> _Task objective_: Return all lines with the word "Total" in them.

## start

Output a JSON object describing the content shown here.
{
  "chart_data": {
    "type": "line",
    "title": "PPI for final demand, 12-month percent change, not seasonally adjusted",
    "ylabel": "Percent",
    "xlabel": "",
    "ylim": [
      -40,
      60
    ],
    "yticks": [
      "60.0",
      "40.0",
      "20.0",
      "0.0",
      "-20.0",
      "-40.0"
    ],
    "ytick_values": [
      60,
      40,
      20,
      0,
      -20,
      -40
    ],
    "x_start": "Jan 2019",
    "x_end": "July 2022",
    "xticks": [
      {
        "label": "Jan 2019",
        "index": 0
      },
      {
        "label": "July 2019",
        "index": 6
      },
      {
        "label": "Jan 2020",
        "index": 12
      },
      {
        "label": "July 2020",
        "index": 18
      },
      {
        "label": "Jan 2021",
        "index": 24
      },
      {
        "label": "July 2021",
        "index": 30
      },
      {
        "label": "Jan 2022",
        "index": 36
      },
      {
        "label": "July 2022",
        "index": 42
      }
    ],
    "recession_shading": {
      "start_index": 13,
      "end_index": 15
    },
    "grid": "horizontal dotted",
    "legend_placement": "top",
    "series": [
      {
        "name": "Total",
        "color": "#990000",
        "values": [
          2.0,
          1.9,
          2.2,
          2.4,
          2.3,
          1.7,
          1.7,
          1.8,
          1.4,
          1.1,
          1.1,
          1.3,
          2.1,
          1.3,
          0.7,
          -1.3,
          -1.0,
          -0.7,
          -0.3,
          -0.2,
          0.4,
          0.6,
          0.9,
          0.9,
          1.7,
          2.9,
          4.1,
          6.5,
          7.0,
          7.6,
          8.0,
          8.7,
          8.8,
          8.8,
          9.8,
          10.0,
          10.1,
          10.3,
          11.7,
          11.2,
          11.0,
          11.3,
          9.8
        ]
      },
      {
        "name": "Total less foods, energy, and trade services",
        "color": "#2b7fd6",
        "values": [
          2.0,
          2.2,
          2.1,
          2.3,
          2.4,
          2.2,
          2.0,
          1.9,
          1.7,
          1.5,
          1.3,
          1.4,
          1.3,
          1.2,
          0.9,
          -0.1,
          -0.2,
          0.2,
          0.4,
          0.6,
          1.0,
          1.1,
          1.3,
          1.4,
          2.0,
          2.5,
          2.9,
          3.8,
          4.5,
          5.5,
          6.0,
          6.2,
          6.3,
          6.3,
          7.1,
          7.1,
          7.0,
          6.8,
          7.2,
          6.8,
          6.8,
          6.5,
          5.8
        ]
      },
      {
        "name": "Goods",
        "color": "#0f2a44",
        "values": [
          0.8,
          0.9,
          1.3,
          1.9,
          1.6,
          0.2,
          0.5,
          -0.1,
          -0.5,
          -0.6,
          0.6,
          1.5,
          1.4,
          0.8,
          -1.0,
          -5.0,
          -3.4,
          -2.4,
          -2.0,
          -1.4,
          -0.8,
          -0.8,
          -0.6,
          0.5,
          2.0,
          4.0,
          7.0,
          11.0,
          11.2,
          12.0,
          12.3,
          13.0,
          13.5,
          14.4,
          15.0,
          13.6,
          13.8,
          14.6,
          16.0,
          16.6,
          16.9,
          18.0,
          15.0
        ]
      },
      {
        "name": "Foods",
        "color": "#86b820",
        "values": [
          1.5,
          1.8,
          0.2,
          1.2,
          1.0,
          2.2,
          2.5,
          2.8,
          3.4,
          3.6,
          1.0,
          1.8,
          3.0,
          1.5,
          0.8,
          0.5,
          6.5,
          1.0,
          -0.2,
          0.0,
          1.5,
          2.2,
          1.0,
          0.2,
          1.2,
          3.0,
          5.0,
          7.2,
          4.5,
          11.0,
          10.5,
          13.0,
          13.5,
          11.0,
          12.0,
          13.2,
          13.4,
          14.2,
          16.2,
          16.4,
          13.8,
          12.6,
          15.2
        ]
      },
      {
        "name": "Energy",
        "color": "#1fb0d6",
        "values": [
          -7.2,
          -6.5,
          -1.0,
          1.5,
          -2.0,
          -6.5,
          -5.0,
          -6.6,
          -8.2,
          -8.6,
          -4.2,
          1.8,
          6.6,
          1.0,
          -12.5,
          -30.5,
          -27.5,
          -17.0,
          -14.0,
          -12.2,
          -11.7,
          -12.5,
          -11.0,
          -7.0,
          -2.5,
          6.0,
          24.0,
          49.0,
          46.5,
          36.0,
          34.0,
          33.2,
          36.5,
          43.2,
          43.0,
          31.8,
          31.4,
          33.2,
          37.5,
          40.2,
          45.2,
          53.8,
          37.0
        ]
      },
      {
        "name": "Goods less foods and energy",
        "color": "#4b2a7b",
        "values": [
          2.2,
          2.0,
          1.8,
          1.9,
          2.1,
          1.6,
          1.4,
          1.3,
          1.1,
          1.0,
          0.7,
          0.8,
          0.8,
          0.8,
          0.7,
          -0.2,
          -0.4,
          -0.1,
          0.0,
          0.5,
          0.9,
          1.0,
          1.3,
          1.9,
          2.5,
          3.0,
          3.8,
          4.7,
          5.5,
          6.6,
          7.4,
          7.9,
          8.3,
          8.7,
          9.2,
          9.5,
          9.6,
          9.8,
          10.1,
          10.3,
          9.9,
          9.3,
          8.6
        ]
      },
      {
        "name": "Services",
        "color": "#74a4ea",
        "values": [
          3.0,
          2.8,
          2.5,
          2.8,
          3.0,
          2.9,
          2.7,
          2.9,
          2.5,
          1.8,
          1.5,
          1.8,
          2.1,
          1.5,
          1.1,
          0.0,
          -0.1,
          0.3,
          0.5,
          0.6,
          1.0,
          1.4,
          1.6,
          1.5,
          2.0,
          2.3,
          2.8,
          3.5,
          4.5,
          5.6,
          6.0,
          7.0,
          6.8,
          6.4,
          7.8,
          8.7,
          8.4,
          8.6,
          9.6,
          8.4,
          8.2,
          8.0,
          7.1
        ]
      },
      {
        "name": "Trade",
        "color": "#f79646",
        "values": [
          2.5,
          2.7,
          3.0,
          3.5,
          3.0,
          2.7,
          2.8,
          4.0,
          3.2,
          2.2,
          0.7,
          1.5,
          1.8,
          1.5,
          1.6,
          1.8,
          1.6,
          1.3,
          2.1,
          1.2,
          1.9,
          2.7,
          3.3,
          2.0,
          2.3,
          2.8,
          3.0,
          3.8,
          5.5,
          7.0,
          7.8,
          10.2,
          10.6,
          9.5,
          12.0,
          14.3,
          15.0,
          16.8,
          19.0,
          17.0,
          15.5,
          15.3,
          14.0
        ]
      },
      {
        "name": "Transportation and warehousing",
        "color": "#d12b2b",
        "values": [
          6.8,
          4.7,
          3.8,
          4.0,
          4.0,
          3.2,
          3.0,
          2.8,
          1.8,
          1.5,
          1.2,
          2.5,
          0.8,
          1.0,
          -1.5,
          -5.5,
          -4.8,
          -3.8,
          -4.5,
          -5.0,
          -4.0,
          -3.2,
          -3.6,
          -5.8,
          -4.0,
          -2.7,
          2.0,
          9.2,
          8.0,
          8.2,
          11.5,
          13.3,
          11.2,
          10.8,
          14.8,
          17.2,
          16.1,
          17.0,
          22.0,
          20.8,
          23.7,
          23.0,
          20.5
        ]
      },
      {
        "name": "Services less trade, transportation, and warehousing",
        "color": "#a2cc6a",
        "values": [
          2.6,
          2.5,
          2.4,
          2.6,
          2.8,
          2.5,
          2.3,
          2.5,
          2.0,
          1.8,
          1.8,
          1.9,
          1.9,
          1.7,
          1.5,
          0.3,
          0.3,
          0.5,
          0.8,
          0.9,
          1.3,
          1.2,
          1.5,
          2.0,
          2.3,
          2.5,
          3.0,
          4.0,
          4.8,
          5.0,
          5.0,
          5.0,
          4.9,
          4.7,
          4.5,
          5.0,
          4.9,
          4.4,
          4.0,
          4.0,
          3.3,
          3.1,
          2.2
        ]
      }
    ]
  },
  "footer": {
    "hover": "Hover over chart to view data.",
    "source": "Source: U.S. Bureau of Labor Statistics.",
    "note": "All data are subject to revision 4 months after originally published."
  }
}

## end

> _Correct response_:
        "name": "Total",
        "name": "Total less foods, energy, and trade services",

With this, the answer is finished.